_Source text_.
William Saroyan shifted his lighthearted, anarchic vision from fiction to drama
with My Heart's in the Highlands and The Time of Your Life (both 1939).

_Exercise description_. Which two plays marked William Saroyan's move from fiction to drama, according to the passage about him? The material has no connection to the text.

Records excerpted from a collection

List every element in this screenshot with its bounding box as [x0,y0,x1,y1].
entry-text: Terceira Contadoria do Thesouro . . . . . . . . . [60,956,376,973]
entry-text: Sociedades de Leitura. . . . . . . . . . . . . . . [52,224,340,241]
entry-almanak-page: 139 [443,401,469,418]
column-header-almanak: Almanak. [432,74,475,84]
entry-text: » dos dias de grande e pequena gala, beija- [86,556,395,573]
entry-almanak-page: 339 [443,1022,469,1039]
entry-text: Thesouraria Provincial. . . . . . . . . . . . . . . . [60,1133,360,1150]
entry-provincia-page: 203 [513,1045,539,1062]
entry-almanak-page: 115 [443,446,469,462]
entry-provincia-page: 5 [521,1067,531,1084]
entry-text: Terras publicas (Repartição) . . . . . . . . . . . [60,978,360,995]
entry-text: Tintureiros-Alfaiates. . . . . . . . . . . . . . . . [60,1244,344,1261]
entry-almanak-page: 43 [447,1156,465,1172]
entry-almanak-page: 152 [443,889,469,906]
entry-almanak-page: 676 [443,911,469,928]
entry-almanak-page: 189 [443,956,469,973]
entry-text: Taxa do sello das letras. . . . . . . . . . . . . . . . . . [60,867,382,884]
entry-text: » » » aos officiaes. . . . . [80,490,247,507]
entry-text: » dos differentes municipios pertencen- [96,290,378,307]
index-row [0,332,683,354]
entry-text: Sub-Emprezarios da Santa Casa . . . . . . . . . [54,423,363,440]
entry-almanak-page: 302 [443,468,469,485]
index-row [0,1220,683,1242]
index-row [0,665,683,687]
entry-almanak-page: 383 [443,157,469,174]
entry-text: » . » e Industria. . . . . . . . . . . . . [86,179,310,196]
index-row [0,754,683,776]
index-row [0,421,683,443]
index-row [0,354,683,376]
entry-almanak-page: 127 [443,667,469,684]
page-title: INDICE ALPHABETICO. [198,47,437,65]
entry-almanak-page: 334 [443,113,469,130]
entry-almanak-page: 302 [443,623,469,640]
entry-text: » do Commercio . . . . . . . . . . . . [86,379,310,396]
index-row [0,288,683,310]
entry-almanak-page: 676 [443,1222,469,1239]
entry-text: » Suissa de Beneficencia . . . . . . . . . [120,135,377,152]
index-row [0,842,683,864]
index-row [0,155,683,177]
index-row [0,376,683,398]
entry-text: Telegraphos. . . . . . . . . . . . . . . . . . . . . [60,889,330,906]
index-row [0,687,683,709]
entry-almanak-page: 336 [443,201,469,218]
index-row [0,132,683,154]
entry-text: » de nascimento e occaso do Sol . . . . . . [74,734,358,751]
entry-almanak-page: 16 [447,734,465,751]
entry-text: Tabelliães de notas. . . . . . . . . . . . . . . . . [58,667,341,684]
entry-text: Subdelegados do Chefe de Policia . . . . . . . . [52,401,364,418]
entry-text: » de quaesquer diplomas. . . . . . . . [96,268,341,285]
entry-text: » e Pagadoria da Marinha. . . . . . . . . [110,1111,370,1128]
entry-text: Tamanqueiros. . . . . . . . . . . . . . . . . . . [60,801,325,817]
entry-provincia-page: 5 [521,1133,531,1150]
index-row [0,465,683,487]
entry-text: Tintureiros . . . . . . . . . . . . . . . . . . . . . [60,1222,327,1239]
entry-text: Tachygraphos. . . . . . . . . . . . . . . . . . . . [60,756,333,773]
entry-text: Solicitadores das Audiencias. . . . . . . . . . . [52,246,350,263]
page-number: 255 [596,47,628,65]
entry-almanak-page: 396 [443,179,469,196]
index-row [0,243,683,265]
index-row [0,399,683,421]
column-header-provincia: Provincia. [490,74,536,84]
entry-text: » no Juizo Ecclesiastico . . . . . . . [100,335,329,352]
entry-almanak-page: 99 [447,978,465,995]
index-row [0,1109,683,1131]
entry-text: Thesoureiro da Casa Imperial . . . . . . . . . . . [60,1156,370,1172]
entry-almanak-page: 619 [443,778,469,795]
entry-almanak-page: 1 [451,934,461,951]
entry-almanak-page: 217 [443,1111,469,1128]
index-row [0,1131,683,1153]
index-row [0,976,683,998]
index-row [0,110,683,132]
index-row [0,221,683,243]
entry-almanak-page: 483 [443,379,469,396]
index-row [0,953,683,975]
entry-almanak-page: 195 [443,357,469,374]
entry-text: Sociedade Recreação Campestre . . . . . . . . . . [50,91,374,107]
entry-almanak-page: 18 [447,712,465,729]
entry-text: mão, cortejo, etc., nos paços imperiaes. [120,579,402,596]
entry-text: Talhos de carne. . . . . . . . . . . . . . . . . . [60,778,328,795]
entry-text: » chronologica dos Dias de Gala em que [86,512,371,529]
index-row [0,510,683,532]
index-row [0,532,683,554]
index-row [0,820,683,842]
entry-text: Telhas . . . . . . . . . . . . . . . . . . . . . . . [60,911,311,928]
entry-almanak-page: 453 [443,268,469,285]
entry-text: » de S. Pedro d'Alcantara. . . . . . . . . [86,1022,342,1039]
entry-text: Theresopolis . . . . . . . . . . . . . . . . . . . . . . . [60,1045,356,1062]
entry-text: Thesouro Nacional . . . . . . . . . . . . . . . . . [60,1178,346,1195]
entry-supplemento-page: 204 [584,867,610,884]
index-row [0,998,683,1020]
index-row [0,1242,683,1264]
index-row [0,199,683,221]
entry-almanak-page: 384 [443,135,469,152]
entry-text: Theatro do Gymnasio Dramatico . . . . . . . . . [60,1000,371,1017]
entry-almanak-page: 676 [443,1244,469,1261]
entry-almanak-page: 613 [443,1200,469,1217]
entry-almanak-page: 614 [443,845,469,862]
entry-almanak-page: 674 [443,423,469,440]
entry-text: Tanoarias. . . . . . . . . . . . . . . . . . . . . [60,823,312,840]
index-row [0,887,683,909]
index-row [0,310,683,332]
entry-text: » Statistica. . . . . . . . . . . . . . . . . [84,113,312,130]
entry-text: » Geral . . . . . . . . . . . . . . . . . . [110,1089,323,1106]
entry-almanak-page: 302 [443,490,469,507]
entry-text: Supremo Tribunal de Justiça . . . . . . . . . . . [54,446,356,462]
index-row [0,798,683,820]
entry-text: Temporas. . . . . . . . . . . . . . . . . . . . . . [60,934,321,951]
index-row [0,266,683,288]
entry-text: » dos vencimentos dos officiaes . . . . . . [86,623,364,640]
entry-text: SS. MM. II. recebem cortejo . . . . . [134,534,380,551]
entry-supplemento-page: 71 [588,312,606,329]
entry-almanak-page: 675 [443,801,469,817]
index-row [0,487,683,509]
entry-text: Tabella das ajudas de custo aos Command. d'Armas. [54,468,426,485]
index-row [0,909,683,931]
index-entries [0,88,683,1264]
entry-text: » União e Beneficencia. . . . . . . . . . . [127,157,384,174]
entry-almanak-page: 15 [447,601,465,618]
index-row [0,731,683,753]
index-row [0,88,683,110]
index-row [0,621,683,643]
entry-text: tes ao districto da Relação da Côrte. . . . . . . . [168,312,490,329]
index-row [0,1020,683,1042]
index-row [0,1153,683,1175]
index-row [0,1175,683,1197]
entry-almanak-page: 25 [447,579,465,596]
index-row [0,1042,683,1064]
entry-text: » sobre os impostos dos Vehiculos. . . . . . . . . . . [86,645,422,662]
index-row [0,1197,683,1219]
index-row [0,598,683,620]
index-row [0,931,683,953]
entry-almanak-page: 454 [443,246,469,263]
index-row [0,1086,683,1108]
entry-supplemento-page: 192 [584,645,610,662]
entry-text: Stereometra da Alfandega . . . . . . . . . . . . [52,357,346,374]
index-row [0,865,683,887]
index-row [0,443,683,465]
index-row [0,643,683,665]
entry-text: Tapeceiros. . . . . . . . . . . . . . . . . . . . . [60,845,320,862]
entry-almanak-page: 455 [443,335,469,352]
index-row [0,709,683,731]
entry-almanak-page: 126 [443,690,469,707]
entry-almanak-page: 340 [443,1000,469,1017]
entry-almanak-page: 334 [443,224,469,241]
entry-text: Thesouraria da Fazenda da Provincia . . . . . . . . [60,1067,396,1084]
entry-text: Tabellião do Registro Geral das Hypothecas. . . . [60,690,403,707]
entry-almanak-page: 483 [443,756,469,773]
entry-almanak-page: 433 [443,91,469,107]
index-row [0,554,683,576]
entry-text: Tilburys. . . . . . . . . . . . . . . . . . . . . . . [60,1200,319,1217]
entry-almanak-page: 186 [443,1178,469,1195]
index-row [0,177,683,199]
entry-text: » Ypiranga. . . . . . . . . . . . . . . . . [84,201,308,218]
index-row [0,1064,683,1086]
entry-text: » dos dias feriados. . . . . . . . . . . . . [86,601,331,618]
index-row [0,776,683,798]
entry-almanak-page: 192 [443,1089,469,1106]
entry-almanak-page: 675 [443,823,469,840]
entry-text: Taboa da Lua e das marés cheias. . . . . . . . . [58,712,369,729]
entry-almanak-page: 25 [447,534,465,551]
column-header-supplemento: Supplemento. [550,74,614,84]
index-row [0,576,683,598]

_Solution_. My Heart's in the Highlands and The Time of Your Life